**EXERCISE INSTRUCTIONS**
Scan the lines below; pull out those with "Sposo".

**DATASET EXCERPTS**
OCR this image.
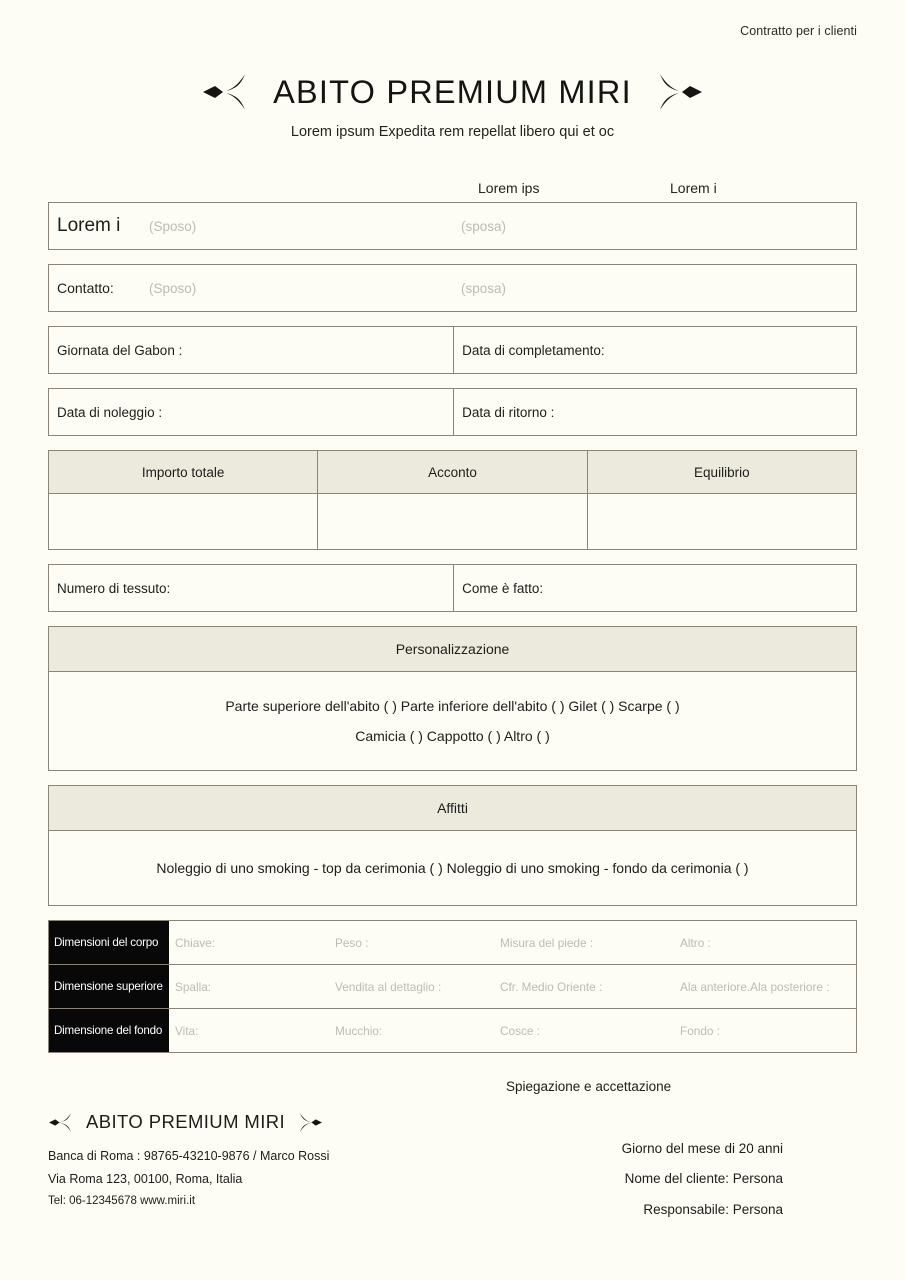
Contratto per i clienti
ABITO PREMIUM MIRI
Lorem ipsum Expedita rem repellat libero qui et oc
Lorem ips	Lorem i
Lorem i (Sposo)	(sposa)
Contatto:	(Sposo)	(sposa)
Giornata del Gabon :	Data di completamento:
Data di noleggio :	Data di ritorno :
Importo totale	Acconto	Equilibrio
Numero di tessuto:	Come è fatto:
Personalizzazione
Parte superiore dell'abito ( ) Parte inferiore dell'abito ( ) Gilet ( ) Scarpe ( )
Camicia ( ) Cappotto ( ) Altro ( )
Affitti
Noleggio di uno smoking - top da cerimonia ( ) Noleggio di uno smoking - fondo da cerimonia ( )
Dimensioni del corpo	Chiave:	Peso :	Misura del piede :	Altro :
Dimensione superiore	Spalla:	Vendita al dettaglio :	Cfr. Medio Oriente :	Ala anteriore.Ala posteriore :
Dimensione del fondo	Vita:	Mucchio:	Cosce :	Fondo :
Spiegazione e accettazione
ABITO PREMIUM MIRI
Banca di Roma : 98765-43210-9876 / Marco Rossi
Via Roma 123, 00100, Roma, Italia
Tel: 06-12345678 www.miri.it
Giorno del mese di 20 anni
Nome del cliente: Persona
Responsabile: Persona
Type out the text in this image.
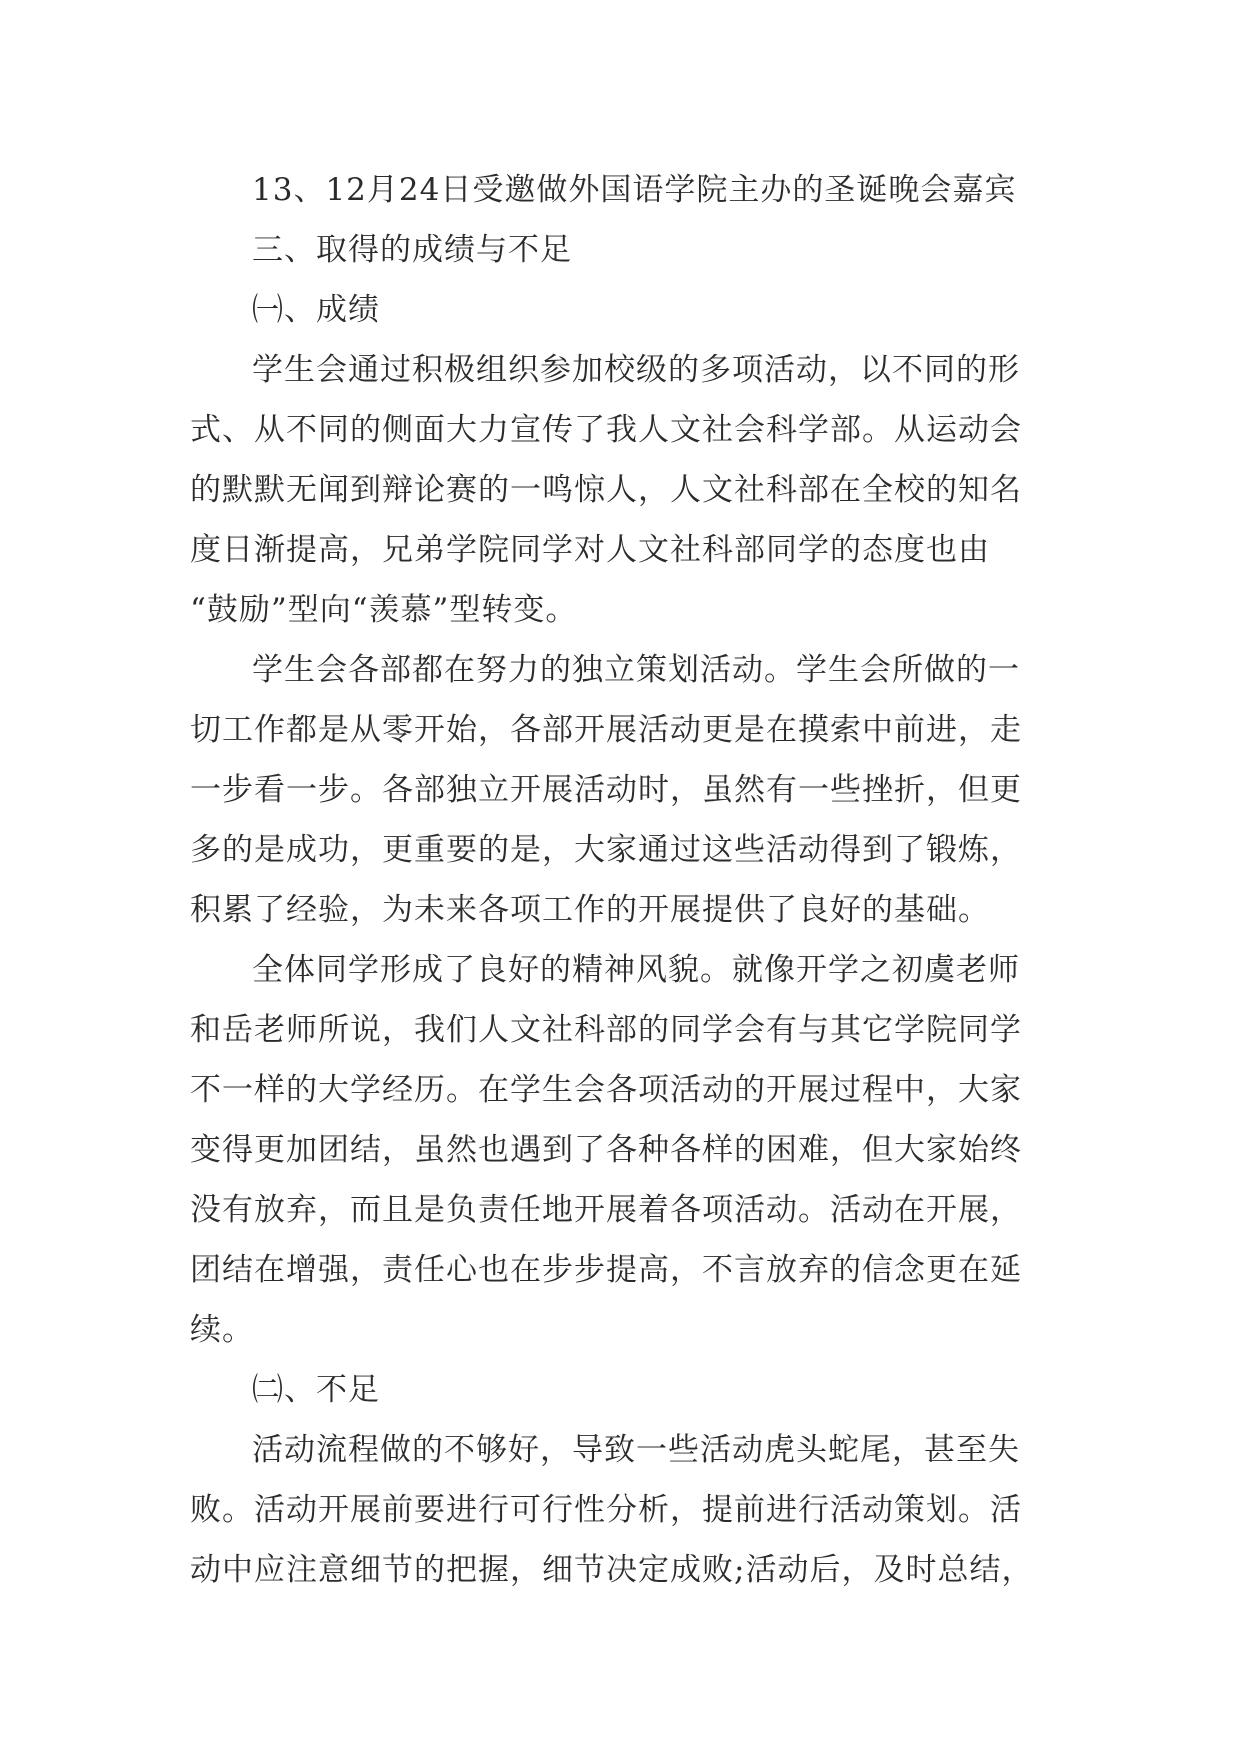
13、12月24日受邀做外国语学院主办的圣诞晚会嘉宾
三、取得的成绩与不足
㈠、成绩
学生会通过积极组织参加校级的多项活动，以不同的形
式、从不同的侧面大力宣传了我人文社会科学部。从运动会
的默默无闻到辩论赛的一鸣惊人，人文社科部在全校的知名
度日渐提高，兄弟学院同学对人文社科部同学的态度也由
“鼓励”型向“羡慕”型转变。
学生会各部都在努力的独立策划活动。学生会所做的一
切工作都是从零开始，各部开展活动更是在摸索中前进，走
一步看一步。各部独立开展活动时，虽然有一些挫折，但更
多的是成功，更重要的是，大家通过这些活动得到了锻炼，
积累了经验，为未来各项工作的开展提供了良好的基础。
全体同学形成了良好的精神风貌。就像开学之初虞老师
和岳老师所说，我们人文社科部的同学会有与其它学院同学
不一样的大学经历。在学生会各项活动的开展过程中，大家
变得更加团结，虽然也遇到了各种各样的困难，但大家始终
没有放弃，而且是负责任地开展着各项活动。活动在开展，
团结在增强，责任心也在步步提高，不言放弃的信念更在延
续。
㈡、不足
活动流程做的不够好，导致一些活动虎头蛇尾，甚至失
败。活动开展前要进行可行性分析，提前进行活动策划。活
动中应注意细节的把握，细节决定成败;活动后，及时总结，
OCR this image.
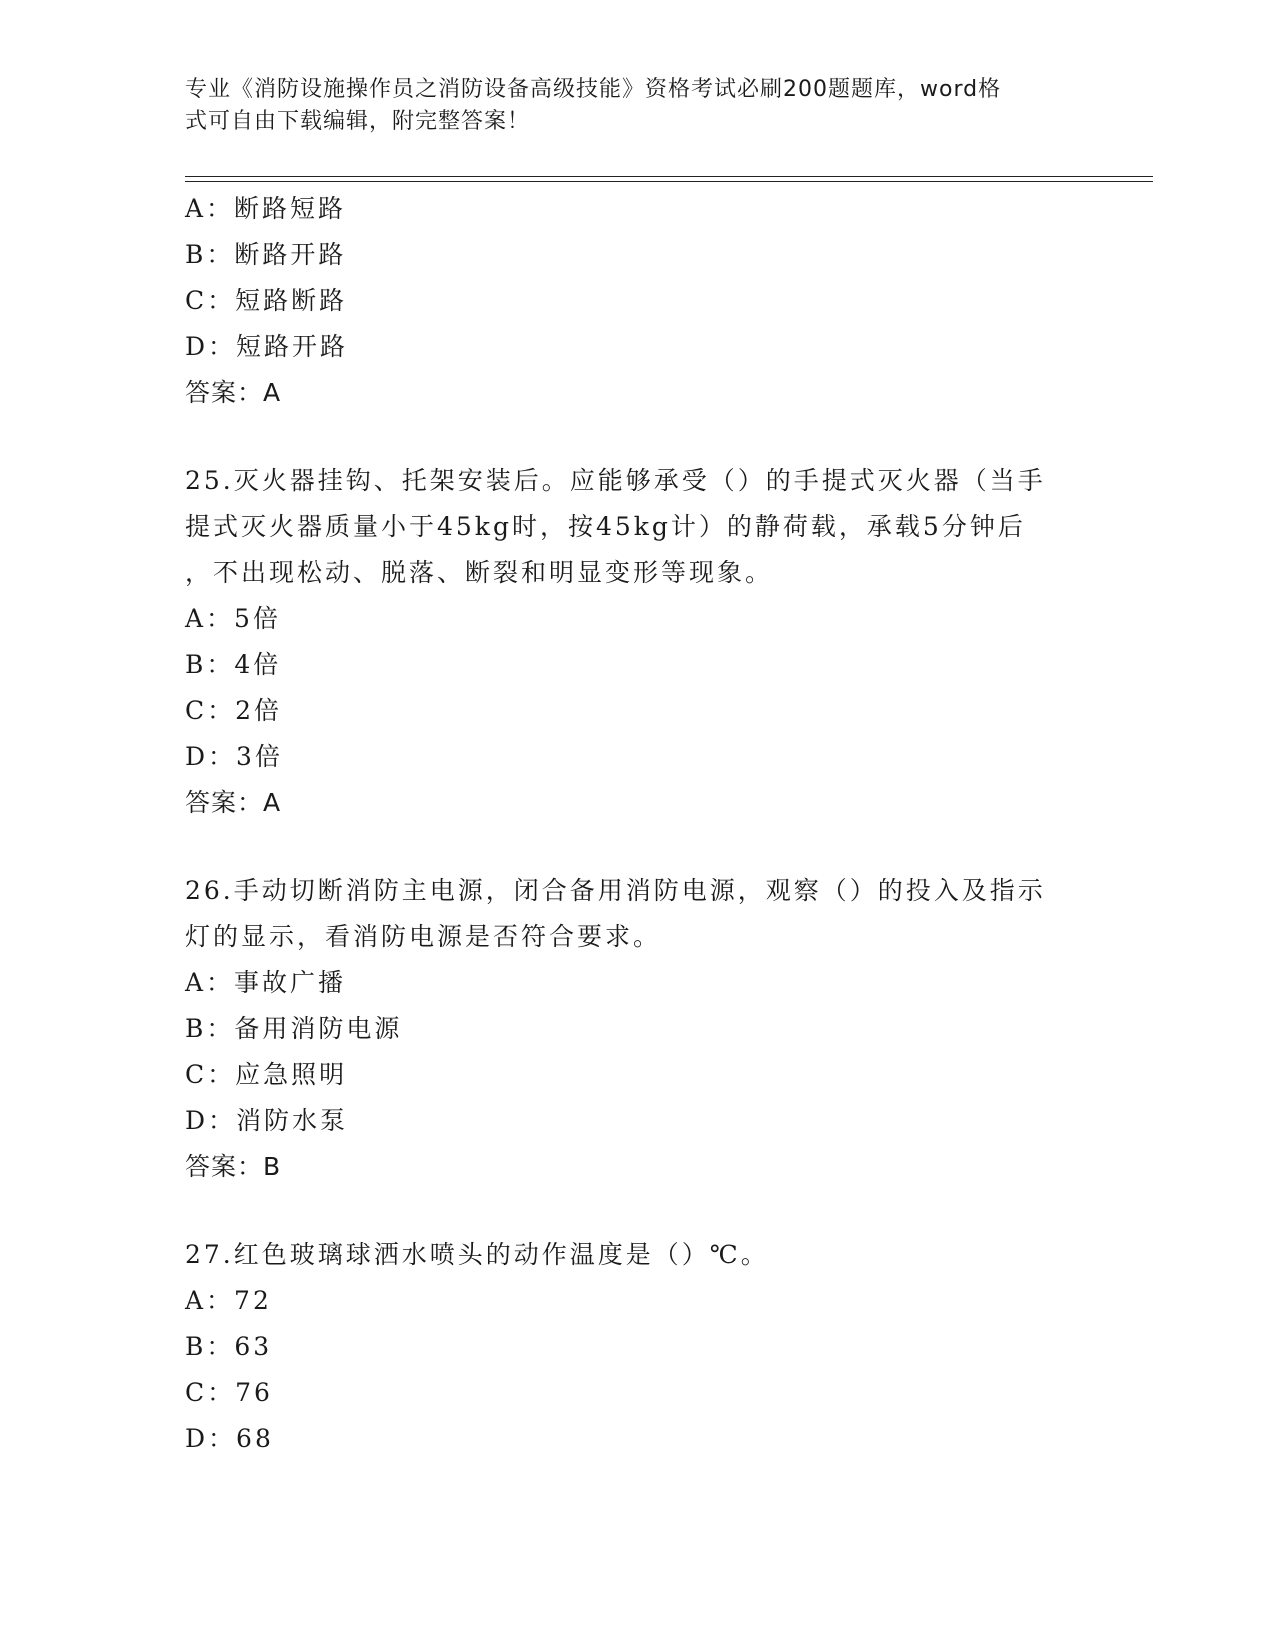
专业《消防设施操作员之消防设备高级技能》资格考试必刷200题题库，word格
式可自由下载编辑，附完整答案！
A：断路短路
B：断路开路
C：短路断路
D：短路开路
答案：A
25.灭火器挂钩、托架安装后。应能够承受（）的手提式灭火器（当手
提式灭火器质量小于45kg时，按45kg计）的静荷载，承载5分钟后
，不出现松动、脱落、断裂和明显变形等现象。
A：5倍
B：4倍
C：2倍
D：3倍
答案：A
26.手动切断消防主电源，闭合备用消防电源，观察（）的投入及指示
灯的显示，看消防电源是否符合要求。
A：事故广播
B：备用消防电源
C：应急照明
D：消防水泵
答案：B
27.红色玻璃球洒水喷头的动作温度是（）℃。
A：72
B：63
C：76
D：68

**RESULT OF THE EXERCISE**
Lorem i (Sposo)	(sposa)
Contatto:	(Sposo)	(sposa)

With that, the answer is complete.